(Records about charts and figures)
▬▬▬

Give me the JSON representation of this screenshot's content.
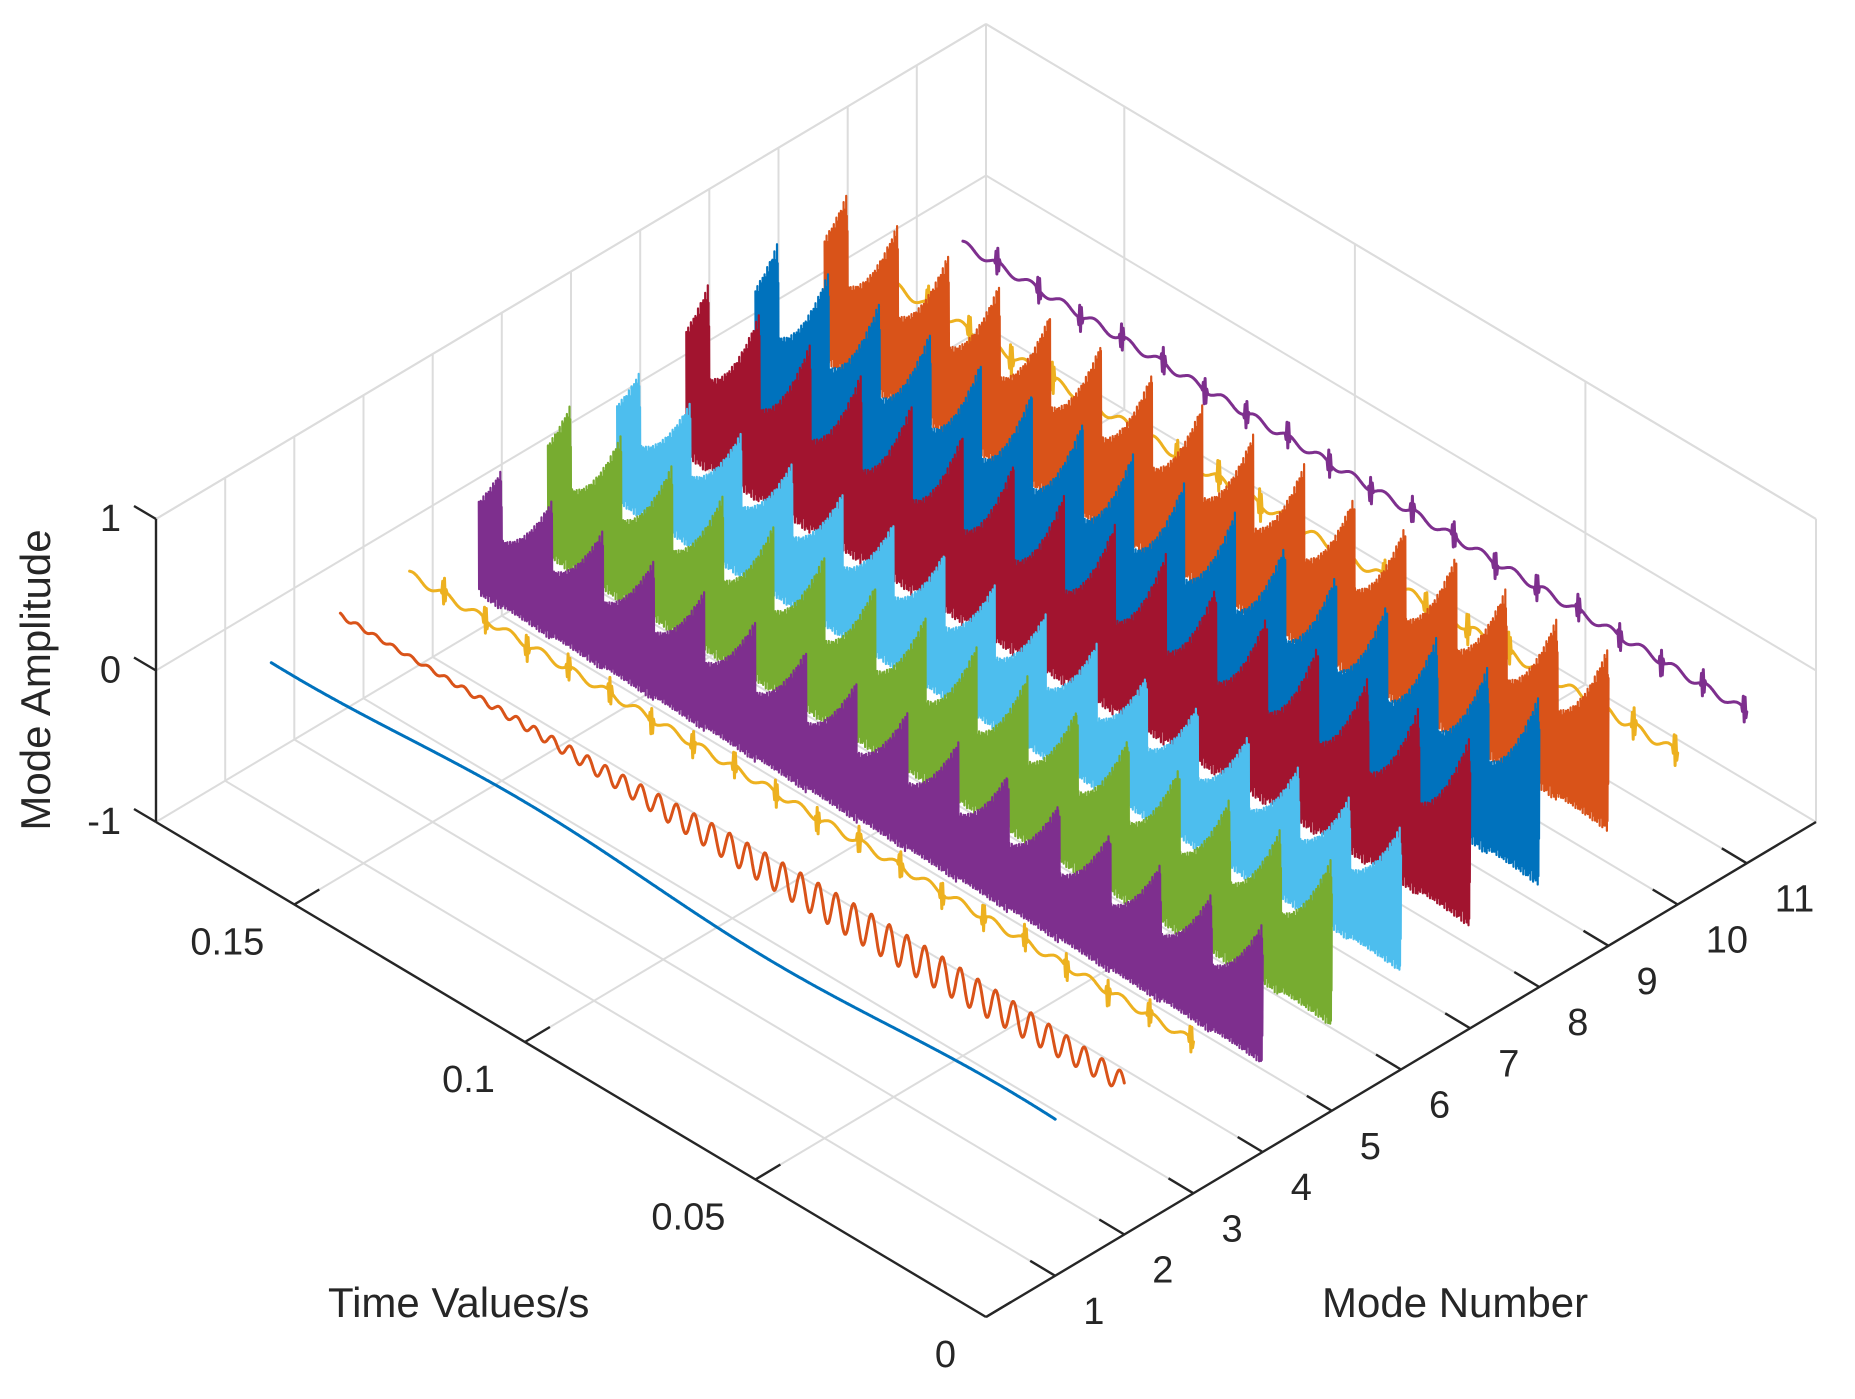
{
  "chart_data": {
    "type": "line",
    "plot_style": "3d-waterfall",
    "title": "",
    "xlabel": "Time Values/s",
    "ylabel": "Mode Number",
    "zlabel": "Mode Amplitude",
    "xlim": [
      0,
      0.18
    ],
    "ylim": [
      0,
      12
    ],
    "zlim": [
      -1,
      1
    ],
    "time_ticks": [
      {
        "value": 0,
        "label": "0"
      },
      {
        "value": 0.05,
        "label": "0.05"
      },
      {
        "value": 0.1,
        "label": "0.1"
      },
      {
        "value": 0.15,
        "label": "0.15"
      }
    ],
    "mode_ticks": [
      {
        "value": 1,
        "label": "1"
      },
      {
        "value": 2,
        "label": "2"
      },
      {
        "value": 3,
        "label": "3"
      },
      {
        "value": 4,
        "label": "4"
      },
      {
        "value": 5,
        "label": "5"
      },
      {
        "value": 6,
        "label": "6"
      },
      {
        "value": 7,
        "label": "7"
      },
      {
        "value": 8,
        "label": "8"
      },
      {
        "value": 9,
        "label": "9"
      },
      {
        "value": 10,
        "label": "10"
      },
      {
        "value": 11,
        "label": "11"
      }
    ],
    "amplitude_ticks": [
      {
        "value": -1,
        "label": "-1"
      },
      {
        "value": 0,
        "label": "0"
      },
      {
        "value": 1,
        "label": "1"
      }
    ],
    "time_range_s": [
      0,
      0.17
    ],
    "series": [
      {
        "name": "Mode 1",
        "mode": 1,
        "color": "#0072BD",
        "amplitude_range": [
          -0.05,
          0.05
        ],
        "oscillation": "slow smooth drift"
      },
      {
        "name": "Mode 2",
        "mode": 2,
        "color": "#D95319",
        "amplitude_range": [
          -0.12,
          0.12
        ],
        "oscillation": "fine steady oscillation"
      },
      {
        "name": "Mode 3",
        "mode": 3,
        "color": "#EDB120",
        "amplitude_range": [
          -0.1,
          0.1
        ],
        "oscillation": "thin trace with periodic spikes"
      },
      {
        "name": "Mode 4",
        "mode": 4,
        "color": "#7E2F8E",
        "amplitude_range": [
          -0.8,
          0.45
        ],
        "oscillation": "large sawtooth bursts"
      },
      {
        "name": "Mode 5",
        "mode": 5,
        "color": "#77AC30",
        "amplitude_range": [
          -0.9,
          0.6
        ],
        "oscillation": "large sawtooth bursts"
      },
      {
        "name": "Mode 6",
        "mode": 6,
        "color": "#4DBEEE",
        "amplitude_range": [
          -0.75,
          0.55
        ],
        "oscillation": "dense noisy band"
      },
      {
        "name": "Mode 7",
        "mode": 7,
        "color": "#A2142F",
        "amplitude_range": [
          -0.85,
          0.85
        ],
        "oscillation": "dense band with peaks"
      },
      {
        "name": "Mode 8",
        "mode": 8,
        "color": "#0072BD",
        "amplitude_range": [
          -0.85,
          0.85
        ],
        "oscillation": "dense band with peaks"
      },
      {
        "name": "Mode 9",
        "mode": 9,
        "color": "#D95319",
        "amplitude_range": [
          -0.75,
          0.9
        ],
        "oscillation": "dense band with tall peaks"
      },
      {
        "name": "Mode 10",
        "mode": 10,
        "color": "#EDB120",
        "amplitude_range": [
          -0.12,
          0.12
        ],
        "oscillation": "thin trace with periodic spikes"
      },
      {
        "name": "Mode 11",
        "mode": 11,
        "color": "#7E2F8E",
        "amplitude_range": [
          -0.1,
          0.1
        ],
        "oscillation": "thin trace with periodic bulges"
      }
    ]
  }
}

▬▬▬

Copy out each line exactly, without the pictures.

* **Exercise result**
Give me the JSON representation of this screenshot's content.
{
  "chart_data": {
    "type": "line",
    "plot_style": "3d-waterfall",
    "title": "",
    "xlabel": "Time Values/s",
    "ylabel": "Mode Number",
    "zlabel": "Mode Amplitude",
    "xlim": [
      0,
      0.18
    ],
    "ylim": [
      0,
      12
    ],
    "zlim": [
      -1,
      1
    ],
    "time_ticks": [
      {
        "value": 0,
        "label": "0"
      },
      {
        "value": 0.05,
        "label": "0.05"
      },
      {
        "value": 0.1,
        "label": "0.1"
      },
      {
        "value": 0.15,
        "label": "0.15"
      }
    ],
    "mode_ticks": [
      {
        "value": 1,
        "label": "1"
      },
      {
        "value": 2,
        "label": "2"
      },
      {
        "value": 3,
        "label": "3"
      },
      {
        "value": 4,
        "label": "4"
      },
      {
        "value": 5,
        "label": "5"
      },
      {
        "value": 6,
        "label": "6"
      },
      {
        "value": 7,
        "label": "7"
      },
      {
        "value": 8,
        "label": "8"
      },
      {
        "value": 9,
        "label": "9"
      },
      {
        "value": 10,
        "label": "10"
      },
      {
        "value": 11,
        "label": "11"
      }
    ],
    "amplitude_ticks": [
      {
        "value": -1,
        "label": "-1"
      },
      {
        "value": 0,
        "label": "0"
      },
      {
        "value": 1,
        "label": "1"
      }
    ],
    "time_range_s": [
      0,
      0.17
    ],
    "series": [
      {
        "name": "Mode 1",
        "mode": 1,
        "color": "#0072BD",
        "amplitude_range": [
          -0.05,
          0.05
        ],
        "oscillation": "slow smooth drift"
      },
      {
        "name": "Mode 2",
        "mode": 2,
        "color": "#D95319",
        "amplitude_range": [
          -0.12,
          0.12
        ],
        "oscillation": "fine steady oscillation"
      },
      {
        "name": "Mode 3",
        "mode": 3,
        "color": "#EDB120",
        "amplitude_range": [
          -0.1,
          0.1
        ],
        "oscillation": "thin trace with periodic spikes"
      },
      {
        "name": "Mode 4",
        "mode": 4,
        "color": "#7E2F8E",
        "amplitude_range": [
          -0.8,
          0.45
        ],
        "oscillation": "large sawtooth bursts"
      },
      {
        "name": "Mode 5",
        "mode": 5,
        "color": "#77AC30",
        "amplitude_range": [
          -0.9,
          0.6
        ],
        "oscillation": "large sawtooth bursts"
      },
      {
        "name": "Mode 6",
        "mode": 6,
        "color": "#4DBEEE",
        "amplitude_range": [
          -0.75,
          0.55
        ],
        "oscillation": "dense noisy band"
      },
      {
        "name": "Mode 7",
        "mode": 7,
        "color": "#A2142F",
        "amplitude_range": [
          -0.85,
          0.85
        ],
        "oscillation": "dense band with peaks"
      },
      {
        "name": "Mode 8",
        "mode": 8,
        "color": "#0072BD",
        "amplitude_range": [
          -0.85,
          0.85
        ],
        "oscillation": "dense band with peaks"
      },
      {
        "name": "Mode 9",
        "mode": 9,
        "color": "#D95319",
        "amplitude_range": [
          -0.75,
          0.9
        ],
        "oscillation": "dense band with tall peaks"
      },
      {
        "name": "Mode 10",
        "mode": 10,
        "color": "#EDB120",
        "amplitude_range": [
          -0.12,
          0.12
        ],
        "oscillation": "thin trace with periodic spikes"
      },
      {
        "name": "Mode 11",
        "mode": 11,
        "color": "#7E2F8E",
        "amplitude_range": [
          -0.1,
          0.1
        ],
        "oscillation": "thin trace with periodic bulges"
      }
    ]
  }
}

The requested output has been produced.